** START OF Supplied data **

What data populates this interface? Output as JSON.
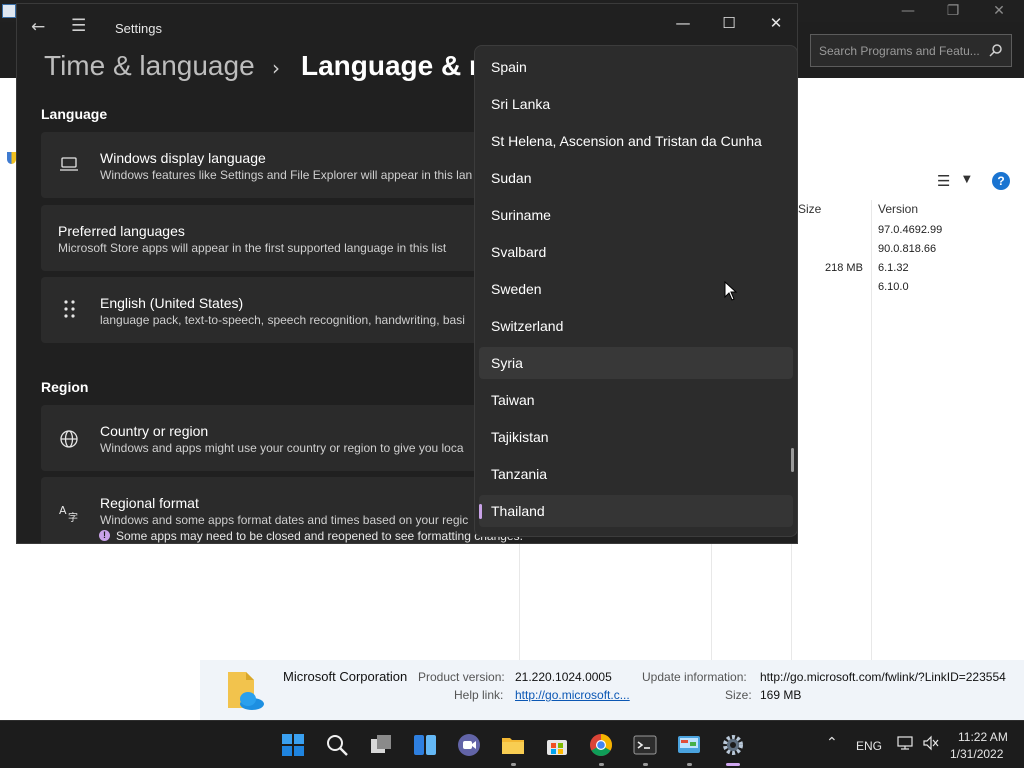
{
  "background_window": {
    "search_placeholder": "Search Programs and Featu...",
    "columns": {
      "size": "Size",
      "version": "Version"
    },
    "rows": [
      {
        "size": "",
        "version": "97.0.4692.99"
      },
      {
        "size": "",
        "version": "90.0.818.66"
      },
      {
        "size": "218 MB",
        "version": "6.1.32"
      },
      {
        "size": "",
        "version": "6.10.0"
      }
    ],
    "details": {
      "publisher": "Microsoft Corporation",
      "product_version_label": "Product version:",
      "product_version": "21.220.1024.0005",
      "help_link_label": "Help link:",
      "help_link": "http://go.microsoft.c...",
      "update_info_label": "Update information:",
      "update_info": "http://go.microsoft.com/fwlink/?LinkID=223554",
      "size_label": "Size:",
      "size": "169 MB"
    }
  },
  "settings": {
    "window_title": "Settings",
    "breadcrumb": {
      "parent": "Time & language",
      "current": "Language & re"
    },
    "language_section": "Language",
    "region_section": "Region",
    "cards": {
      "display_language": {
        "title": "Windows display language",
        "subtitle": "Windows features like Settings and File Explorer will appear in this lan"
      },
      "preferred_languages": {
        "title": "Preferred languages",
        "subtitle": "Microsoft Store apps will appear in the first supported language in this list"
      },
      "english": {
        "title": "English (United States)",
        "subtitle": "language pack, text-to-speech, speech recognition, handwriting, basi"
      },
      "country": {
        "title": "Country or region",
        "subtitle": "Windows and apps might use your country or region to give you loca"
      },
      "regional_format": {
        "title": "Regional format",
        "subtitle": "Windows and some apps format dates and times based on your regic"
      }
    },
    "notice": "Some apps may need to be closed and reopened to see formatting changes.",
    "dropdown_items": [
      "Spain",
      "Sri Lanka",
      "St Helena, Ascension and Tristan da Cunha",
      "Sudan",
      "Suriname",
      "Svalbard",
      "Sweden",
      "Switzerland",
      "Syria",
      "Taiwan",
      "Tajikistan",
      "Tanzania",
      "Thailand"
    ],
    "hovered_item": "Syria",
    "selected_item": "Thailand"
  },
  "taskbar": {
    "language": "ENG",
    "time": "11:22 AM",
    "date": "1/31/2022",
    "apps": [
      "start",
      "search",
      "task-view",
      "widgets",
      "chat",
      "file-explorer",
      "store",
      "chrome",
      "terminal",
      "control-panel",
      "settings"
    ]
  },
  "colors": {
    "accent": "#c9a2e8",
    "settings_bg": "#202020",
    "card_bg": "#2b2b2b",
    "dropdown_bg": "#2c2c2c"
  }
}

** END OF Supplied data **

**Work to do**
Every entry above should be duplicated exactly. Do not include the images.

**Final result**
What data populates this interface? Output as JSON.
{
  "background_window": {
    "search_placeholder": "Search Programs and Featu...",
    "columns": {
      "size": "Size",
      "version": "Version"
    },
    "rows": [
      {
        "size": "",
        "version": "97.0.4692.99"
      },
      {
        "size": "",
        "version": "90.0.818.66"
      },
      {
        "size": "218 MB",
        "version": "6.1.32"
      },
      {
        "size": "",
        "version": "6.10.0"
      }
    ],
    "details": {
      "publisher": "Microsoft Corporation",
      "product_version_label": "Product version:",
      "product_version": "21.220.1024.0005",
      "help_link_label": "Help link:",
      "help_link": "http://go.microsoft.c...",
      "update_info_label": "Update information:",
      "update_info": "http://go.microsoft.com/fwlink/?LinkID=223554",
      "size_label": "Size:",
      "size": "169 MB"
    }
  },
  "settings": {
    "window_title": "Settings",
    "breadcrumb": {
      "parent": "Time & language",
      "current": "Language & re"
    },
    "language_section": "Language",
    "region_section": "Region",
    "cards": {
      "display_language": {
        "title": "Windows display language",
        "subtitle": "Windows features like Settings and File Explorer will appear in this lan"
      },
      "preferred_languages": {
        "title": "Preferred languages",
        "subtitle": "Microsoft Store apps will appear in the first supported language in this list"
      },
      "english": {
        "title": "English (United States)",
        "subtitle": "language pack, text-to-speech, speech recognition, handwriting, basi"
      },
      "country": {
        "title": "Country or region",
        "subtitle": "Windows and apps might use your country or region to give you loca"
      },
      "regional_format": {
        "title": "Regional format",
        "subtitle": "Windows and some apps format dates and times based on your regic"
      }
    },
    "notice": "Some apps may need to be closed and reopened to see formatting changes.",
    "dropdown_items": [
      "Spain",
      "Sri Lanka",
      "St Helena, Ascension and Tristan da Cunha",
      "Sudan",
      "Suriname",
      "Svalbard",
      "Sweden",
      "Switzerland",
      "Syria",
      "Taiwan",
      "Tajikistan",
      "Tanzania",
      "Thailand"
    ],
    "hovered_item": "Syria",
    "selected_item": "Thailand"
  },
  "taskbar": {
    "language": "ENG",
    "time": "11:22 AM",
    "date": "1/31/2022",
    "apps": [
      "start",
      "search",
      "task-view",
      "widgets",
      "chat",
      "file-explorer",
      "store",
      "chrome",
      "terminal",
      "control-panel",
      "settings"
    ]
  },
  "colors": {
    "accent": "#c9a2e8",
    "settings_bg": "#202020",
    "card_bg": "#2b2b2b",
    "dropdown_bg": "#2c2c2c"
  }
}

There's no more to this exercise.